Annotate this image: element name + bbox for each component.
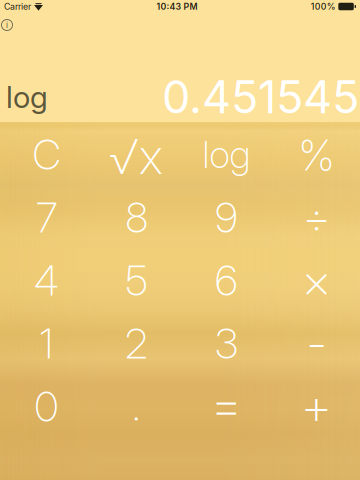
button[interactable]: About this calculator [0,17,15,33]
staticText: Carrier [4,1,31,12]
staticText: 100% [311,1,336,12]
button[interactable]: + [272,374,360,437]
button[interactable]: = [182,374,272,437]
button[interactable]: 3 [182,311,272,374]
button[interactable]: 8 [92,185,182,248]
staticText: 2 [125,318,148,368]
button[interactable]: 7 [2,185,92,248]
button[interactable]: . [92,374,182,437]
staticText: 10:43 PM [156,1,197,12]
button[interactable]: log [182,122,272,185]
staticText: ÷ [302,190,331,245]
staticText: = [210,373,244,436]
staticText: 3 [215,318,238,368]
staticText: 1 [40,318,54,368]
staticText: - [306,314,327,373]
button[interactable]: 6 [182,248,272,311]
button[interactable]: % [272,122,360,185]
button[interactable]: 9 [182,185,272,248]
staticText: 4 [34,256,59,306]
staticText: √x [110,128,164,186]
staticText: % [298,129,336,181]
button[interactable]: 2 [92,311,182,374]
staticText: 7 [36,192,57,242]
button[interactable]: 1 [2,311,92,374]
button[interactable]: ÷ [272,185,360,248]
button[interactable]: 0 [2,374,92,437]
button[interactable]: √x [92,122,182,185]
button[interactable]: 5 [92,248,182,311]
staticText: 0 [34,382,58,432]
staticText: 8 [126,192,148,242]
staticText: 6 [215,256,238,306]
button[interactable]: 4 [2,248,92,311]
staticText: C [32,130,60,180]
button[interactable]: C [2,122,92,185]
staticText: 9 [215,192,238,242]
staticText: log [6,79,48,115]
staticText: + [300,375,333,436]
staticText: 5 [126,256,148,306]
staticText: i [6,20,8,30]
staticText: × [301,252,332,310]
staticText: . [132,380,141,430]
staticText: log [202,132,250,177]
button[interactable]: - [272,311,360,374]
staticText: 0.451545 [162,70,359,124]
button[interactable]: × [272,248,360,311]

What is expected
Copy the records above again word for word, leaving out the pictures.

Answer to this problem
Annotate this image: element name + bbox for each component.
button[interactable]: About this calculator [0,17,15,33]
staticText: Carrier [4,1,31,12]
staticText: 100% [311,1,336,12]
button[interactable]: + [272,374,360,437]
button[interactable]: = [182,374,272,437]
button[interactable]: 3 [182,311,272,374]
button[interactable]: 8 [92,185,182,248]
staticText: 2 [125,318,148,368]
button[interactable]: 7 [2,185,92,248]
button[interactable]: . [92,374,182,437]
staticText: 10:43 PM [156,1,197,12]
button[interactable]: log [182,122,272,185]
staticText: ÷ [302,190,331,245]
staticText: = [210,373,244,436]
staticText: 3 [215,318,238,368]
staticText: 1 [40,318,54,368]
staticText: - [306,314,327,373]
button[interactable]: 6 [182,248,272,311]
button[interactable]: % [272,122,360,185]
button[interactable]: 9 [182,185,272,248]
staticText: 4 [34,256,59,306]
staticText: √x [110,128,164,186]
staticText: % [298,129,336,181]
button[interactable]: 2 [92,311,182,374]
staticText: 7 [36,192,57,242]
button[interactable]: 1 [2,311,92,374]
button[interactable]: ÷ [272,185,360,248]
button[interactable]: 0 [2,374,92,437]
button[interactable]: √x [92,122,182,185]
button[interactable]: 5 [92,248,182,311]
staticText: 0 [34,382,58,432]
staticText: 8 [126,192,148,242]
staticText: 6 [215,256,238,306]
button[interactable]: 4 [2,248,92,311]
staticText: C [32,130,60,180]
button[interactable]: C [2,122,92,185]
staticText: 9 [215,192,238,242]
staticText: log [6,79,48,115]
staticText: + [300,375,333,436]
staticText: 5 [126,256,148,306]
staticText: i [6,20,8,30]
staticText: × [301,252,332,310]
staticText: . [132,380,141,430]
staticText: log [202,132,250,177]
button[interactable]: - [272,311,360,374]
staticText: 0.451545 [162,70,359,124]
button[interactable]: × [272,248,360,311]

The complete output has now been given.